_TASK OBJECTIVE_: Filter the records below down to lines containing "ylabel".
#### DATA FOR THE TASK ####
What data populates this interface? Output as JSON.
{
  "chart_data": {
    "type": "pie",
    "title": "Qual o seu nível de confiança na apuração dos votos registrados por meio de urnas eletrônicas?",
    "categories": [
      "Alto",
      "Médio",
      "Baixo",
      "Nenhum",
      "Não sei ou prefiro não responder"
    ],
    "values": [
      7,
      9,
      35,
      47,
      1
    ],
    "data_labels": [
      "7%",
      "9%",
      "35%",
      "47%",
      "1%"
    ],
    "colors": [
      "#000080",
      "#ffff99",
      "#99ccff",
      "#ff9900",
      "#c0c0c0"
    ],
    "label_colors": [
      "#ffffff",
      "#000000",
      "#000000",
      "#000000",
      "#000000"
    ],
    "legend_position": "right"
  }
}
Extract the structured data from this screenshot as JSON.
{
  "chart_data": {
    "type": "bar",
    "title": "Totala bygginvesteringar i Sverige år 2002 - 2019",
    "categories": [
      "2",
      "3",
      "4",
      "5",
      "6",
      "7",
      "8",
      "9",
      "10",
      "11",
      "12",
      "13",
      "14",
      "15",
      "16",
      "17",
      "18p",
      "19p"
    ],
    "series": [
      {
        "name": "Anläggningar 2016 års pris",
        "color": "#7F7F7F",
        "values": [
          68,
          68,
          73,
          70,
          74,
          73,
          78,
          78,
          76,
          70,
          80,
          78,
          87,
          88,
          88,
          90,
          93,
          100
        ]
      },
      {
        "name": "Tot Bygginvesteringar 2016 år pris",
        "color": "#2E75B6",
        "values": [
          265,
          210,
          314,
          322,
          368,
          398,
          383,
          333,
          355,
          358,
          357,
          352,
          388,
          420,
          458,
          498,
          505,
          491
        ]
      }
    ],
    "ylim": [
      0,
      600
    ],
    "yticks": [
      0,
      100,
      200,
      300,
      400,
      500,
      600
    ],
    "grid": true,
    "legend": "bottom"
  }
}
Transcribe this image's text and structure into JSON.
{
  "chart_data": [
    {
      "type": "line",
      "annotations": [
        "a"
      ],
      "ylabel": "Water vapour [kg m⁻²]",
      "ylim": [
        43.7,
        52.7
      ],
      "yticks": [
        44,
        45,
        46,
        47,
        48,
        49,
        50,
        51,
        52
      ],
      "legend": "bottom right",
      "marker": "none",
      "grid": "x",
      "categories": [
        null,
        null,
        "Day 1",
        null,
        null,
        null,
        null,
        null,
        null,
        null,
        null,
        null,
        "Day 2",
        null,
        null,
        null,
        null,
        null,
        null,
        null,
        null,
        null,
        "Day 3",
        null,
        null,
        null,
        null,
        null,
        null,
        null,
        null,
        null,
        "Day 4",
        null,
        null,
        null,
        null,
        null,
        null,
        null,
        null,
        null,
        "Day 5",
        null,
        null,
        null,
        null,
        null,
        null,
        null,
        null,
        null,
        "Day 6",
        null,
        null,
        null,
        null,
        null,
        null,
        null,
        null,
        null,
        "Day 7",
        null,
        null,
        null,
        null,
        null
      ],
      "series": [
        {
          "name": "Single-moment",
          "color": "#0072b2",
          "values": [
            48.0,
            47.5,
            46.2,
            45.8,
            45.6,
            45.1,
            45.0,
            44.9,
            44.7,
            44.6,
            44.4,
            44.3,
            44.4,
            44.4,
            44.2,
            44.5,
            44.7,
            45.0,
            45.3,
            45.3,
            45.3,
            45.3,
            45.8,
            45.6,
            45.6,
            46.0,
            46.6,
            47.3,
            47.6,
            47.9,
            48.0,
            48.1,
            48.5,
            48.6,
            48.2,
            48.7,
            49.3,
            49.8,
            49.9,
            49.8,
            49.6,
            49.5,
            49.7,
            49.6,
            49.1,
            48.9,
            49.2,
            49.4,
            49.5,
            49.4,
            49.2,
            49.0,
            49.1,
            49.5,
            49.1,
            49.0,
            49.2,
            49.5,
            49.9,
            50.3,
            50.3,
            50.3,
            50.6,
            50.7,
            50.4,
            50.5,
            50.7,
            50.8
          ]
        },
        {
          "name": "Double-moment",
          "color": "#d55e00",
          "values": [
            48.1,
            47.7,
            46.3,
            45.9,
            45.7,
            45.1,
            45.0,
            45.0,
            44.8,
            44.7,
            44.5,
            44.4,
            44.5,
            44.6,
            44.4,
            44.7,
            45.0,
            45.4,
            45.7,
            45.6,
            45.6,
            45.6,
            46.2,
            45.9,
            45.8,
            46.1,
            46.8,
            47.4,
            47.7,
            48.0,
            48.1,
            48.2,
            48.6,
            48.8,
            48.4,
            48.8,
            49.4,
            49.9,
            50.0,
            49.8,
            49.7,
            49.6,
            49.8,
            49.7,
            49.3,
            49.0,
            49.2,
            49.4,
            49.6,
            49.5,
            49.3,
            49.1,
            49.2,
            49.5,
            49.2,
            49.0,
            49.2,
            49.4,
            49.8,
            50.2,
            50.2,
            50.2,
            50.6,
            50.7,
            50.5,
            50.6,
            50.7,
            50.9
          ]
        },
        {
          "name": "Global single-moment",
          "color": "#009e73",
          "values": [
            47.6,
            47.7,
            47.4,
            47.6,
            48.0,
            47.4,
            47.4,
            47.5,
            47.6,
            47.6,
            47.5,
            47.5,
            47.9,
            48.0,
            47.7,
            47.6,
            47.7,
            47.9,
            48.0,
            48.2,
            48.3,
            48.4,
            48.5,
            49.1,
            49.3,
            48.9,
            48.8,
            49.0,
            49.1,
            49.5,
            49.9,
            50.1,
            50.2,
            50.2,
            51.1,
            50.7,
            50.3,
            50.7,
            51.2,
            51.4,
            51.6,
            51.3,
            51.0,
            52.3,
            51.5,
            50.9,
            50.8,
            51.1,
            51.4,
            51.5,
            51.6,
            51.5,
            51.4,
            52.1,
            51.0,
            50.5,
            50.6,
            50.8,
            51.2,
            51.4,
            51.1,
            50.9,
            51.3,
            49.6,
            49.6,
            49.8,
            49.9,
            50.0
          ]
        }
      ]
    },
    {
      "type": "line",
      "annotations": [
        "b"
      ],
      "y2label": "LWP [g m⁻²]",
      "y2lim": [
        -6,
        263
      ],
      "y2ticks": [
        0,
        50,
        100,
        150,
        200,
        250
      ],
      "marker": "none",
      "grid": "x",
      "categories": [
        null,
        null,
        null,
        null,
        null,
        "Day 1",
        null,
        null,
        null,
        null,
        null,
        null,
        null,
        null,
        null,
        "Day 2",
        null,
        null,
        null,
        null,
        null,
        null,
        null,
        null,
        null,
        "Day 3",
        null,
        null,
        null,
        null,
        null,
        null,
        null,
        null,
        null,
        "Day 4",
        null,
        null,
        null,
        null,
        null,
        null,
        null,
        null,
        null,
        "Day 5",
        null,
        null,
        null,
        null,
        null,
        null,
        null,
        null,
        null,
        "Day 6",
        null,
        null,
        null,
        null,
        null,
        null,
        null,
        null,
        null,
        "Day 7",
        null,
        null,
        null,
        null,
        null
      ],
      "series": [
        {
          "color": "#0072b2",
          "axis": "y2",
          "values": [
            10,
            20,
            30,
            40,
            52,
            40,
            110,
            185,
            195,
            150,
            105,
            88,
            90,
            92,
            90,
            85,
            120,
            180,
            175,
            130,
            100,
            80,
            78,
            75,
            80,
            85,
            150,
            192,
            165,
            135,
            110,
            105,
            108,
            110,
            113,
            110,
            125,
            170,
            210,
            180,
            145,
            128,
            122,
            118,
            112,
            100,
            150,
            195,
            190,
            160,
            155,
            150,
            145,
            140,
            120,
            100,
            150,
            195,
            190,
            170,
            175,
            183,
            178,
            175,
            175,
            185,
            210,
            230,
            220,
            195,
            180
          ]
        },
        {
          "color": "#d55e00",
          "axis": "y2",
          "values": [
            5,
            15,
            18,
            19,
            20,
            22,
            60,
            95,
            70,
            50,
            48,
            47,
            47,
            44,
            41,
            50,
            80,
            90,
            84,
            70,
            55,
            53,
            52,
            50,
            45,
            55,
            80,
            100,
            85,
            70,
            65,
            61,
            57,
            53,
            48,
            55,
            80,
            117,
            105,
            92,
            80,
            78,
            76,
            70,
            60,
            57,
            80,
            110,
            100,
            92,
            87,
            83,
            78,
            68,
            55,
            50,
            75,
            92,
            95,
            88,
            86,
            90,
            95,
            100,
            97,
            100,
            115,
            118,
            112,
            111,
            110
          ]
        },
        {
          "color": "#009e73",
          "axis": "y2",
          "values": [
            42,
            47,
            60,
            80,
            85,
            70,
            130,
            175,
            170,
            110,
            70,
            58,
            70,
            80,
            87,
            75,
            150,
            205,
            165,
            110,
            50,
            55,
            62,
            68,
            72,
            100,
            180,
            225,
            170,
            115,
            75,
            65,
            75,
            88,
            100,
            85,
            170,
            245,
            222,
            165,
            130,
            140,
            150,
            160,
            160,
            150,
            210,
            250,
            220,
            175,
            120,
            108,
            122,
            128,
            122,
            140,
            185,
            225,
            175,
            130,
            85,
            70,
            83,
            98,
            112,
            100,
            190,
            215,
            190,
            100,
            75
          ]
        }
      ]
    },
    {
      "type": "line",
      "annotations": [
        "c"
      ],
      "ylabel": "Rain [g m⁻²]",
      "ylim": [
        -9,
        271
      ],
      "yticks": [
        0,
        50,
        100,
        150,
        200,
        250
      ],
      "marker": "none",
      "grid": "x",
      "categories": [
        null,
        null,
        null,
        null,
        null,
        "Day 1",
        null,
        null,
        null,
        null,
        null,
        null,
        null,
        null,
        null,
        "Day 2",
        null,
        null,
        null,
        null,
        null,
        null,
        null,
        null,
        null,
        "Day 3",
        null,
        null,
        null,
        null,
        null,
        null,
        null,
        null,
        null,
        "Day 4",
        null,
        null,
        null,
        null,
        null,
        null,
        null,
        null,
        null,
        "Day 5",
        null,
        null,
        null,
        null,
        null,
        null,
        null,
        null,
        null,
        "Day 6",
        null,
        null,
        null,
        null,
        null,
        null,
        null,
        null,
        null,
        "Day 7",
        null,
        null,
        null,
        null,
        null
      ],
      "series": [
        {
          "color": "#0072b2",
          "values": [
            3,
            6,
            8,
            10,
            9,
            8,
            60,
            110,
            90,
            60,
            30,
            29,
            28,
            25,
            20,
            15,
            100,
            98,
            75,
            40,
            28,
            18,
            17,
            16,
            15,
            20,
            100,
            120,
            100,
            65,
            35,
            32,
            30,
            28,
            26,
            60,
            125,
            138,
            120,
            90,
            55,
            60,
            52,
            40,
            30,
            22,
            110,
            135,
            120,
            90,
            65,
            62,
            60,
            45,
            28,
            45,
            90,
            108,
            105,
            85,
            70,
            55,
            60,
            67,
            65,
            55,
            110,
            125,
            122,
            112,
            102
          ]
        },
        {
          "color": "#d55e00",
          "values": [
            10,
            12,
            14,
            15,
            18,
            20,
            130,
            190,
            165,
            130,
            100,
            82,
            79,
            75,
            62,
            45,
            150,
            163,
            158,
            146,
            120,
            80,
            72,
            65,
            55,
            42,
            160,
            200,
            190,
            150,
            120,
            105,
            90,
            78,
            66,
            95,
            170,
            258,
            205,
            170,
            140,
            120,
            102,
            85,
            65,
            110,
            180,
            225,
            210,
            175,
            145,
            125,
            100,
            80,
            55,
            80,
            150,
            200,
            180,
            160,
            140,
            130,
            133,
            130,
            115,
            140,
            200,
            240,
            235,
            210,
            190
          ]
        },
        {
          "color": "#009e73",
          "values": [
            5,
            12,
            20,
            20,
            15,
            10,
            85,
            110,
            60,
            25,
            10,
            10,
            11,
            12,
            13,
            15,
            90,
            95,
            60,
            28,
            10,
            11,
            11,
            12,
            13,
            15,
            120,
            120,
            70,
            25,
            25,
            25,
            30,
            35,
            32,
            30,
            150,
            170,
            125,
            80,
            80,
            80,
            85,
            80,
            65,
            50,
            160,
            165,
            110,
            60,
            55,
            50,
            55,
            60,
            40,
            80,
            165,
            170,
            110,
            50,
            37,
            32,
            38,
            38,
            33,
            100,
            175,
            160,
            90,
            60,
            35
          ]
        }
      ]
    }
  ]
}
####
_REPLY TO THE EXERCISE_:
      "ylabel": "Water vapour [kg m⁻²]",
      "ylabel": "Rain [g m⁻²]",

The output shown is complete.